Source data
+ + +
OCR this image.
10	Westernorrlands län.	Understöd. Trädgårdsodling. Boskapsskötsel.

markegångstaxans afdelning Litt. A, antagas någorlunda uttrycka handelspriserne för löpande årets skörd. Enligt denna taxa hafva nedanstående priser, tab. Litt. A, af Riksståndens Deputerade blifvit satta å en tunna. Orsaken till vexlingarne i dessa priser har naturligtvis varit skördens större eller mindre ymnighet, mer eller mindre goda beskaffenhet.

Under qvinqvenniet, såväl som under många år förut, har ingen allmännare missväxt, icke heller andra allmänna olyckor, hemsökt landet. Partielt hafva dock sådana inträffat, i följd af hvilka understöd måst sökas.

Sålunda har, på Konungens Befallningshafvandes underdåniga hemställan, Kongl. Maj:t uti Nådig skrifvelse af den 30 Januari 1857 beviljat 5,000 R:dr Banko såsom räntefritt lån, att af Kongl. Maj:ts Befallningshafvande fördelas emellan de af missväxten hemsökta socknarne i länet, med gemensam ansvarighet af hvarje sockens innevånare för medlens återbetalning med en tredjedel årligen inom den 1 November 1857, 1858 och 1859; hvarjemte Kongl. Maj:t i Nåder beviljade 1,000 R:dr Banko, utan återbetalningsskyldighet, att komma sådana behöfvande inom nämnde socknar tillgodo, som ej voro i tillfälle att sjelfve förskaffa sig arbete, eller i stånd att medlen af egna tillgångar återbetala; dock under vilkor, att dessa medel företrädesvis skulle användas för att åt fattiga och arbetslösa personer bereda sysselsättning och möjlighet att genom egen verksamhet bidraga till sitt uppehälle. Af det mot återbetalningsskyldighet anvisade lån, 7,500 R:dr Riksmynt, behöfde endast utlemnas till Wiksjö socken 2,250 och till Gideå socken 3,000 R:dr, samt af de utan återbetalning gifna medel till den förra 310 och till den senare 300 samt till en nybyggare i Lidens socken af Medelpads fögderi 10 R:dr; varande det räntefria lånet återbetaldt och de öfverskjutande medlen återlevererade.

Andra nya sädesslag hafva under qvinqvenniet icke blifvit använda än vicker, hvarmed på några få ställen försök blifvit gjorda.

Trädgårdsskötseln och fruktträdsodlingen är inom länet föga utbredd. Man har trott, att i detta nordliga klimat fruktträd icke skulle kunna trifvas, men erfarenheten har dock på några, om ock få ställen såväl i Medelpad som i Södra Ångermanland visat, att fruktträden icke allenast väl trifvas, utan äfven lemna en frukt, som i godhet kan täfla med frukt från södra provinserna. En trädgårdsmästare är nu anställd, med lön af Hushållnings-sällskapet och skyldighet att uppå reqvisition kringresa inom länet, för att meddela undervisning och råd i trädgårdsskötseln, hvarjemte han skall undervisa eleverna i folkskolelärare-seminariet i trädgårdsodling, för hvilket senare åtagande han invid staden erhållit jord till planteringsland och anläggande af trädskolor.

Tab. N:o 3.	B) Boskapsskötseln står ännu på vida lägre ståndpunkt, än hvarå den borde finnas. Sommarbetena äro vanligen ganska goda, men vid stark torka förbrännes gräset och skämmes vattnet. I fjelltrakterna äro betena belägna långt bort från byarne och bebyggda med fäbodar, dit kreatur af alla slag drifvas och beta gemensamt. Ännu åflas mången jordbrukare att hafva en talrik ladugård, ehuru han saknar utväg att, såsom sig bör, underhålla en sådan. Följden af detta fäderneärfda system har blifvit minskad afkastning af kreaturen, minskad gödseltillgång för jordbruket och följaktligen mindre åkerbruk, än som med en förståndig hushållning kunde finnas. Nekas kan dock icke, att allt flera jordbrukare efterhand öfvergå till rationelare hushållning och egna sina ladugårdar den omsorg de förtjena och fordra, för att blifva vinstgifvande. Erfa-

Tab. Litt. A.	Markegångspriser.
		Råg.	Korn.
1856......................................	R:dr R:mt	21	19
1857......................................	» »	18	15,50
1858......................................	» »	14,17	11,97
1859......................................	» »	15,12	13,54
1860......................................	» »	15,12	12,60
+ + +
- Aim of the exercise:
Would you please restate all of the entries exactly?

- Result of the task:
OCR this image.
10	Westernorrlands län.	Understöd. Trädgårdsodling. Boskapsskötsel.

markegångstaxans afdelning Litt. A, antagas någorlunda uttrycka handelspriserne för löpande årets skörd. Enligt denna taxa hafva nedanstående priser, tab. Litt. A, af Riksståndens Deputerade blifvit satta å en tunna. Orsaken till vexlingarne i dessa priser har naturligtvis varit skördens större eller mindre ymnighet, mer eller mindre goda beskaffenhet.

Under qvinqvenniet, såväl som under många år förut, har ingen allmännare missväxt, icke heller andra allmänna olyckor, hemsökt landet. Partielt hafva dock sådana inträffat, i följd af hvilka understöd måst sökas.

Sålunda har, på Konungens Befallningshafvandes underdåniga hemställan, Kongl. Maj:t uti Nådig skrifvelse af den 30 Januari 1857 beviljat 5,000 R:dr Banko såsom räntefritt lån, att af Kongl. Maj:ts Befallningshafvande fördelas emellan de af missväxten hemsökta socknarne i länet, med gemensam ansvarighet af hvarje sockens innevånare för medlens återbetalning med en tredjedel årligen inom den 1 November 1857, 1858 och 1859; hvarjemte Kongl. Maj:t i Nåder beviljade 1,000 R:dr Banko, utan återbetalningsskyldighet, att komma sådana behöfvande inom nämnde socknar tillgodo, som ej voro i tillfälle att sjelfve förskaffa sig arbete, eller i stånd att medlen af egna tillgångar återbetala; dock under vilkor, att dessa medel företrädesvis skulle användas för att åt fattiga och arbetslösa personer bereda sysselsättning och möjlighet att genom egen verksamhet bidraga till sitt uppehälle. Af det mot återbetalningsskyldighet anvisade lån, 7,500 R:dr Riksmynt, behöfde endast utlemnas till Wiksjö socken 2,250 och till Gideå socken 3,000 R:dr, samt af de utan återbetalning gifna medel till den förra 310 och till den senare 300 samt till en nybyggare i Lidens socken af Medelpads fögderi 10 R:dr; varande det räntefria lånet återbetaldt och de öfverskjutande medlen återlevererade.

Andra nya sädesslag hafva under qvinqvenniet icke blifvit använda än vicker, hvarmed på några få ställen försök blifvit gjorda.

Trädgårdsskötseln och fruktträdsodlingen är inom länet föga utbredd. Man har trott, att i detta nordliga klimat fruktträd icke skulle kunna trifvas, men erfarenheten har dock på några, om ock få ställen såväl i Medelpad som i Södra Ångermanland visat, att fruktträden icke allenast väl trifvas, utan äfven lemna en frukt, som i godhet kan täfla med frukt från södra provinserna. En trädgårdsmästare är nu anställd, med lön af Hushållnings-sällskapet och skyldighet att uppå reqvisition kringresa inom länet, för att meddela undervisning och råd i trädgårdsskötseln, hvarjemte han skall undervisa eleverna i folkskolelärare-seminariet i trädgårdsodling, för hvilket senare åtagande han invid staden erhållit jord till planteringsland och anläggande af trädskolor.

Tab. N:o 3.	B) Boskapsskötseln står ännu på vida lägre ståndpunkt, än hvarå den borde finnas. Sommarbetena äro vanligen ganska goda, men vid stark torka förbrännes gräset och skämmes vattnet. I fjelltrakterna äro betena belägna långt bort från byarne och bebyggda med fäbodar, dit kreatur af alla slag drifvas och beta gemensamt. Ännu åflas mången jordbrukare att hafva en talrik ladugård, ehuru han saknar utväg att, såsom sig bör, underhålla en sådan. Följden af detta fäderneärfda system har blifvit minskad afkastning af kreaturen, minskad gödseltillgång för jordbruket och följaktligen mindre åkerbruk, än som med en förståndig hushållning kunde finnas. Nekas kan dock icke, att allt flera jordbrukare efterhand öfvergå till rationelare hushållning och egna sina ladugårdar den omsorg de förtjena och fordra, för att blifva vinstgifvande. Erfa-

Tab. Litt. A.	Markegångspriser.
		Råg.	Korn.
1856......................................	R:dr R:mt	21	19
1857......................................	» »	18	15,50
1858......................................	» »	14,17	11,97
1859......................................	» »	15,12	13,54
1860......................................	» »	15,12	12,60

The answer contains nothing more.